WHAT TO WORK ON
Write out every entry exactly as it appears.

[Stored items from a collection]
══════════

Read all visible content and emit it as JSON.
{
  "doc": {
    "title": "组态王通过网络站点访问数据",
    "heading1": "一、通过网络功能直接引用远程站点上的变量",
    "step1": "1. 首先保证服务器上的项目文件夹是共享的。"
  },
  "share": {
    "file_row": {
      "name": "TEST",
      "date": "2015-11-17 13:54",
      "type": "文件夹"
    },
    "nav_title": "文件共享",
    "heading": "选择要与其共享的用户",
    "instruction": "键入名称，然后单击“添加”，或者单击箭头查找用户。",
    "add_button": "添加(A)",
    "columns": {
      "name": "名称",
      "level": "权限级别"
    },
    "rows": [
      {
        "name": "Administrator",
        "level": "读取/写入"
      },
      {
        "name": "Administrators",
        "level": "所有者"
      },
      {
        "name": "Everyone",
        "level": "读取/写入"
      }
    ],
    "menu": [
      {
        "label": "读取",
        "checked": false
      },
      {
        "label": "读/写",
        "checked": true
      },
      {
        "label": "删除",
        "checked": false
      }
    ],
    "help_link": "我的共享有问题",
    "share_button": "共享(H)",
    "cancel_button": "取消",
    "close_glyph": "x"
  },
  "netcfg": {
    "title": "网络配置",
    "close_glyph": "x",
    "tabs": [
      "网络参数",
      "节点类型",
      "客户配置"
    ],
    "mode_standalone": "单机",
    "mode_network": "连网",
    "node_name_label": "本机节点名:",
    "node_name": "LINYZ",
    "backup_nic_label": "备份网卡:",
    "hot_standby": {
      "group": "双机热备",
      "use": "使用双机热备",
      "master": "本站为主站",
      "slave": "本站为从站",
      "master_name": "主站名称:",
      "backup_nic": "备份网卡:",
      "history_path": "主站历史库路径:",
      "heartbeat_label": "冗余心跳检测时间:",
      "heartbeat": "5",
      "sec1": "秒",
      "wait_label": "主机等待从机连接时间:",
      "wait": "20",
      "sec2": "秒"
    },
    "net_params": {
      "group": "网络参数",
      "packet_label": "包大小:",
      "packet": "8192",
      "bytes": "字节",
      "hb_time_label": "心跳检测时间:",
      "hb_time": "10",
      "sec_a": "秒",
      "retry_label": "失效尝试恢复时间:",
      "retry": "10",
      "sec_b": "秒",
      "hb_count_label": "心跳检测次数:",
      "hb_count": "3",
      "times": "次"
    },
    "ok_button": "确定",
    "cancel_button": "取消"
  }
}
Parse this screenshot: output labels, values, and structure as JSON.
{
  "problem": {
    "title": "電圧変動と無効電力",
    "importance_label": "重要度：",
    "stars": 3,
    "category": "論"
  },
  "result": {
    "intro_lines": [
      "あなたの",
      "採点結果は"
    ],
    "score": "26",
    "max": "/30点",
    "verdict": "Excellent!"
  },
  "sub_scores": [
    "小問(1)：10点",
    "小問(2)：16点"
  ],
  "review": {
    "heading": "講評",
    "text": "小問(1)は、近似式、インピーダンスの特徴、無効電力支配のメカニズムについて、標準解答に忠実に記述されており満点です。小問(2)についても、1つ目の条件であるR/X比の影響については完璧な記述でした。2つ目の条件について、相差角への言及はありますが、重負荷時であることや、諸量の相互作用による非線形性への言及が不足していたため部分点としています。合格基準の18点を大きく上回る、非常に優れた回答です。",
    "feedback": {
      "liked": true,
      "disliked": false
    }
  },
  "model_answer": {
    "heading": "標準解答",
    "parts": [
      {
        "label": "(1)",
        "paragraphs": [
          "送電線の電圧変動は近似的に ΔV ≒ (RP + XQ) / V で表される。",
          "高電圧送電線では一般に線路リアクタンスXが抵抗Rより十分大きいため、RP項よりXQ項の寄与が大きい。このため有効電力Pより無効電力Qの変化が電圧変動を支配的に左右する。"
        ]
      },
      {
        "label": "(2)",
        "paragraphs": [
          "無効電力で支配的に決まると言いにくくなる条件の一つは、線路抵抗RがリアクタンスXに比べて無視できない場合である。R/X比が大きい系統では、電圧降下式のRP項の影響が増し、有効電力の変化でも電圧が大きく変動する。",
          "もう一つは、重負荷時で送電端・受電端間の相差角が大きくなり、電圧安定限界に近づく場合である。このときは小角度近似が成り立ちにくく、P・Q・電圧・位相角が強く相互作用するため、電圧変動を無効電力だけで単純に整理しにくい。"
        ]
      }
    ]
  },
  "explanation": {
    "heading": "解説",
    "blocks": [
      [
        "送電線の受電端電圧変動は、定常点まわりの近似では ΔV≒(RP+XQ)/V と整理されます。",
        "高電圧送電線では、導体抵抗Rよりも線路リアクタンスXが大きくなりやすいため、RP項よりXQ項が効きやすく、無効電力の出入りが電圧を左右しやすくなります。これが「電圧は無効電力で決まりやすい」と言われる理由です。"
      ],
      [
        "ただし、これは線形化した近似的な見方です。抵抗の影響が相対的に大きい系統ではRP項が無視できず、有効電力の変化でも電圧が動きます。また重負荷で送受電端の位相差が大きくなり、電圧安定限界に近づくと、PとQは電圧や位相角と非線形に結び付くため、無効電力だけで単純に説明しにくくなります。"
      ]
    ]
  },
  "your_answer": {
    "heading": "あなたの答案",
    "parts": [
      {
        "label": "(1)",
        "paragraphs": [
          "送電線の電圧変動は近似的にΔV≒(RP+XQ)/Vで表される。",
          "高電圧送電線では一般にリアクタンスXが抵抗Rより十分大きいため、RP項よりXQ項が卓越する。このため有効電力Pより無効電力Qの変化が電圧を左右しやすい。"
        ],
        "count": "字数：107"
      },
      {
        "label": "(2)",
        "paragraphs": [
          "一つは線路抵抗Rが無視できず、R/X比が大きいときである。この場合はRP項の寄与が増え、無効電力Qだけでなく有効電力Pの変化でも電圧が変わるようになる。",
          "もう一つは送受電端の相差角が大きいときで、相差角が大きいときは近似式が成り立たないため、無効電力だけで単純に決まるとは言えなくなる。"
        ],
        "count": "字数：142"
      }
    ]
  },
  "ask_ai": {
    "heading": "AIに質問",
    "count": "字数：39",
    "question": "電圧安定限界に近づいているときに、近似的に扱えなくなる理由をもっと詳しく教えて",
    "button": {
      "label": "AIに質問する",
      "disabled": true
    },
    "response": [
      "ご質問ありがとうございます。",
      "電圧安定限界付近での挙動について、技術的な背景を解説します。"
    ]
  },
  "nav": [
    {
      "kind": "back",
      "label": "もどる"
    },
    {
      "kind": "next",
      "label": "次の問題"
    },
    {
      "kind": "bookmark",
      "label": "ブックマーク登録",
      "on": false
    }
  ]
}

══════════

WRITTEN RESPONSE
Read all visible content and emit it as JSON.
{
  "doc": {
    "title": "组态王通过网络站点访问数据",
    "heading1": "一、通过网络功能直接引用远程站点上的变量",
    "step1": "1. 首先保证服务器上的项目文件夹是共享的。"
  },
  "share": {
    "file_row": {
      "name": "TEST",
      "date": "2015-11-17 13:54",
      "type": "文件夹"
    },
    "nav_title": "文件共享",
    "heading": "选择要与其共享的用户",
    "instruction": "键入名称，然后单击“添加”，或者单击箭头查找用户。",
    "add_button": "添加(A)",
    "columns": {
      "name": "名称",
      "level": "权限级别"
    },
    "rows": [
      {
        "name": "Administrator",
        "level": "读取/写入"
      },
      {
        "name": "Administrators",
        "level": "所有者"
      },
      {
        "name": "Everyone",
        "level": "读取/写入"
      }
    ],
    "menu": [
      {
        "label": "读取",
        "checked": false
      },
      {
        "label": "读/写",
        "checked": true
      },
      {
        "label": "删除",
        "checked": false
      }
    ],
    "help_link": "我的共享有问题",
    "share_button": "共享(H)",
    "cancel_button": "取消",
    "close_glyph": "x"
  },
  "netcfg": {
    "title": "网络配置",
    "close_glyph": "x",
    "tabs": [
      "网络参数",
      "节点类型",
      "客户配置"
    ],
    "mode_standalone": "单机",
    "mode_network": "连网",
    "node_name_label": "本机节点名:",
    "node_name": "LINYZ",
    "backup_nic_label": "备份网卡:",
    "hot_standby": {
      "group": "双机热备",
      "use": "使用双机热备",
      "master": "本站为主站",
      "slave": "本站为从站",
      "master_name": "主站名称:",
      "backup_nic": "备份网卡:",
      "history_path": "主站历史库路径:",
      "heartbeat_label": "冗余心跳检测时间:",
      "heartbeat": "5",
      "sec1": "秒",
      "wait_label": "主机等待从机连接时间:",
      "wait": "20",
      "sec2": "秒"
    },
    "net_params": {
      "group": "网络参数",
      "packet_label": "包大小:",
      "packet": "8192",
      "bytes": "字节",
      "hb_time_label": "心跳检测时间:",
      "hb_time": "10",
      "sec_a": "秒",
      "retry_label": "失效尝试恢复时间:",
      "retry": "10",
      "sec_b": "秒",
      "hb_count_label": "心跳检测次数:",
      "hb_count": "3",
      "times": "次"
    },
    "ok_button": "确定",
    "cancel_button": "取消"
  }
}
Parse this screenshot: output labels, values, and structure as JSON.
{
  "problem": {
    "title": "電圧変動と無効電力",
    "importance_label": "重要度：",
    "stars": 3,
    "category": "論"
  },
  "result": {
    "intro_lines": [
      "あなたの",
      "採点結果は"
    ],
    "score": "26",
    "max": "/30点",
    "verdict": "Excellent!"
  },
  "sub_scores": [
    "小問(1)：10点",
    "小問(2)：16点"
  ],
  "review": {
    "heading": "講評",
    "text": "小問(1)は、近似式、インピーダンスの特徴、無効電力支配のメカニズムについて、標準解答に忠実に記述されており満点です。小問(2)についても、1つ目の条件であるR/X比の影響については完璧な記述でした。2つ目の条件について、相差角への言及はありますが、重負荷時であることや、諸量の相互作用による非線形性への言及が不足していたため部分点としています。合格基準の18点を大きく上回る、非常に優れた回答です。",
    "feedback": {
      "liked": true,
      "disliked": false
    }
  },
  "model_answer": {
    "heading": "標準解答",
    "parts": [
      {
        "label": "(1)",
        "paragraphs": [
          "送電線の電圧変動は近似的に ΔV ≒ (RP + XQ) / V で表される。",
          "高電圧送電線では一般に線路リアクタンスXが抵抗Rより十分大きいため、RP項よりXQ項の寄与が大きい。このため有効電力Pより無効電力Qの変化が電圧変動を支配的に左右する。"
        ]
      },
      {
        "label": "(2)",
        "paragraphs": [
          "無効電力で支配的に決まると言いにくくなる条件の一つは、線路抵抗RがリアクタンスXに比べて無視できない場合である。R/X比が大きい系統では、電圧降下式のRP項の影響が増し、有効電力の変化でも電圧が大きく変動する。",
          "もう一つは、重負荷時で送電端・受電端間の相差角が大きくなり、電圧安定限界に近づく場合である。このときは小角度近似が成り立ちにくく、P・Q・電圧・位相角が強く相互作用するため、電圧変動を無効電力だけで単純に整理しにくい。"
        ]
      }
    ]
  },
  "explanation": {
    "heading": "解説",
    "blocks": [
      [
        "送電線の受電端電圧変動は、定常点まわりの近似では ΔV≒(RP+XQ)/V と整理されます。",
        "高電圧送電線では、導体抵抗Rよりも線路リアクタンスXが大きくなりやすいため、RP項よりXQ項が効きやすく、無効電力の出入りが電圧を左右しやすくなります。これが「電圧は無効電力で決まりやすい」と言われる理由です。"
      ],
      [
        "ただし、これは線形化した近似的な見方です。抵抗の影響が相対的に大きい系統ではRP項が無視できず、有効電力の変化でも電圧が動きます。また重負荷で送受電端の位相差が大きくなり、電圧安定限界に近づくと、PとQは電圧や位相角と非線形に結び付くため、無効電力だけで単純に説明しにくくなります。"
      ]
    ]
  },
  "your_answer": {
    "heading": "あなたの答案",
    "parts": [
      {
        "label": "(1)",
        "paragraphs": [
          "送電線の電圧変動は近似的にΔV≒(RP+XQ)/Vで表される。",
          "高電圧送電線では一般にリアクタンスXが抵抗Rより十分大きいため、RP項よりXQ項が卓越する。このため有効電力Pより無効電力Qの変化が電圧を左右しやすい。"
        ],
        "count": "字数：107"
      },
      {
        "label": "(2)",
        "paragraphs": [
          "一つは線路抵抗Rが無視できず、R/X比が大きいときである。この場合はRP項の寄与が増え、無効電力Qだけでなく有効電力Pの変化でも電圧が変わるようになる。",
          "もう一つは送受電端の相差角が大きいときで、相差角が大きいときは近似式が成り立たないため、無効電力だけで単純に決まるとは言えなくなる。"
        ],
        "count": "字数：142"
      }
    ]
  },
  "ask_ai": {
    "heading": "AIに質問",
    "count": "字数：39",
    "question": "電圧安定限界に近づいているときに、近似的に扱えなくなる理由をもっと詳しく教えて",
    "button": {
      "label": "AIに質問する",
      "disabled": true
    },
    "response": [
      "ご質問ありがとうございます。",
      "電圧安定限界付近での挙動について、技術的な背景を解説します。"
    ]
  },
  "nav": [
    {
      "kind": "back",
      "label": "もどる"
    },
    {
      "kind": "next",
      "label": "次の問題"
    },
    {
      "kind": "bookmark",
      "label": "ブックマーク登録",
      "on": false
    }
  ]
}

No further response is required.